## WORK REQUIRED
In the material below, identify each line bearing the word "JSON". Reproduce those lines.

-------- INPUT --------

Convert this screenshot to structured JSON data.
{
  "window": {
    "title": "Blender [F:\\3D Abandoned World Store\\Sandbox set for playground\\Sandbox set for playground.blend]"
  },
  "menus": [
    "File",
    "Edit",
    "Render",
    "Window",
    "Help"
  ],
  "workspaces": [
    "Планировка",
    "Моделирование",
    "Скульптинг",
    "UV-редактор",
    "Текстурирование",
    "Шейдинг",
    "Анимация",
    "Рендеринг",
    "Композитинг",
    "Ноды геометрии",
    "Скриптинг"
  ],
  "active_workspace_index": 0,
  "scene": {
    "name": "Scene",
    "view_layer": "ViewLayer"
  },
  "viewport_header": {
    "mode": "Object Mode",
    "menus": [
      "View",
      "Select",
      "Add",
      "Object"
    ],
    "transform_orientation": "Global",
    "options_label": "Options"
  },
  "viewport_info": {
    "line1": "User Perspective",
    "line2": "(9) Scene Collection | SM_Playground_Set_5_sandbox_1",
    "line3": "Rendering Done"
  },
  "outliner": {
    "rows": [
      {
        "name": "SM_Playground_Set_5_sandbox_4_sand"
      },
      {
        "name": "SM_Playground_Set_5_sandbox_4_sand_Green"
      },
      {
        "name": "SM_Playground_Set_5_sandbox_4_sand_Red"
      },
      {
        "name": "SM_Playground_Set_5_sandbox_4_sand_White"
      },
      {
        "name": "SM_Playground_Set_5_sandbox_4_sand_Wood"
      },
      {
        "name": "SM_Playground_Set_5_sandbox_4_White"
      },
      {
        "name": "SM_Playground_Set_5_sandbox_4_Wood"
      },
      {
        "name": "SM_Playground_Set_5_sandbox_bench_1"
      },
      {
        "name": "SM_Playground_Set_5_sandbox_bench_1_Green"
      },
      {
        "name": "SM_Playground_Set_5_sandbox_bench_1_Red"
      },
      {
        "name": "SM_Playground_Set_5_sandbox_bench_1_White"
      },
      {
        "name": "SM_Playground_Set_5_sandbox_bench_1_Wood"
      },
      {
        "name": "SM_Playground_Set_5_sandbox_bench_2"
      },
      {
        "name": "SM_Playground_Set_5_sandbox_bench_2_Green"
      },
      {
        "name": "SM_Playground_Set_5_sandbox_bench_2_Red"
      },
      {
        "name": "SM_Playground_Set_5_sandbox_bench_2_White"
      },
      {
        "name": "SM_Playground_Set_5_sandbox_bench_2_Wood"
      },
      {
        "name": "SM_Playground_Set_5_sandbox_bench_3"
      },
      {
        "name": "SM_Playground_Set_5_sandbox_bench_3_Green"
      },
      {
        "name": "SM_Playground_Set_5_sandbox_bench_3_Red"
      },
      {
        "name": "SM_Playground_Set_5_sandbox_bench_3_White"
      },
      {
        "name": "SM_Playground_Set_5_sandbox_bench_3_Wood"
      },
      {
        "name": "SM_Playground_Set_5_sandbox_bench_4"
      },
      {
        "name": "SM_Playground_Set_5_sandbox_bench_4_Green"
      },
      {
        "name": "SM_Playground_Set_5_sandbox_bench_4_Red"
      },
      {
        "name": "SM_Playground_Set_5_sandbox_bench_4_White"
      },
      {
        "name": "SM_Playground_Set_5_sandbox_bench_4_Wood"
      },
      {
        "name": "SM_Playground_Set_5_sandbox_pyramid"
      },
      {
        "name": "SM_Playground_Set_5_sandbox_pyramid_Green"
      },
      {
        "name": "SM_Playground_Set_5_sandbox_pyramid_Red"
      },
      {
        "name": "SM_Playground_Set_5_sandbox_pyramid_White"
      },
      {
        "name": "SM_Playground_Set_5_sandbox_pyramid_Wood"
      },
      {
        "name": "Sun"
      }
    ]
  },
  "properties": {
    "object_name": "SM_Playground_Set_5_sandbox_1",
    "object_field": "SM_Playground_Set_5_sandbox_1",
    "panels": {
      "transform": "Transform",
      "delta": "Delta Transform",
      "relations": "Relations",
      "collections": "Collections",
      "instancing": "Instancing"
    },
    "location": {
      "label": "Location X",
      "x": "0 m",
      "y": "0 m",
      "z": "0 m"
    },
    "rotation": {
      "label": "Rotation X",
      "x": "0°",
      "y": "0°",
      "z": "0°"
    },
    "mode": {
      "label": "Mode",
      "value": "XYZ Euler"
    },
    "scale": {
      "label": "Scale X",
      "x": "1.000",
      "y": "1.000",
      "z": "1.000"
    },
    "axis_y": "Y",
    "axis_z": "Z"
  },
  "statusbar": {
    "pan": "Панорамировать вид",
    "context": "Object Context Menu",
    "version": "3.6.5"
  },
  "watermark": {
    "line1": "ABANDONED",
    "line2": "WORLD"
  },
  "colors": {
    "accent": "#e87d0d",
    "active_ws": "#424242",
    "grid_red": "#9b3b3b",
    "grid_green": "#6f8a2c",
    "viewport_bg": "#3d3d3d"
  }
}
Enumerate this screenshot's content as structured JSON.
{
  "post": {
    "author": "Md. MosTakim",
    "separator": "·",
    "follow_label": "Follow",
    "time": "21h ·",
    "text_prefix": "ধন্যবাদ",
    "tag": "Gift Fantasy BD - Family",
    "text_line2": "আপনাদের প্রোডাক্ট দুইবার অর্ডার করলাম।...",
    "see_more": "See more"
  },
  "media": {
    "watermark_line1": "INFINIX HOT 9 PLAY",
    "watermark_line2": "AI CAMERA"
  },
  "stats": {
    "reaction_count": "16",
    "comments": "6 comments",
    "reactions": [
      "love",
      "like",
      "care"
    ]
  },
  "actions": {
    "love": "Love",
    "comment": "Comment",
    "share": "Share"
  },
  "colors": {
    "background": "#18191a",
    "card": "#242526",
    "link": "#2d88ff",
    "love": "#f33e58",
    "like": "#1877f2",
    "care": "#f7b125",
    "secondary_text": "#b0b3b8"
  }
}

--------

## RESULT OF THIS TASK
Convert this screenshot to structured JSON data.
Enumerate this screenshot's content as structured JSON.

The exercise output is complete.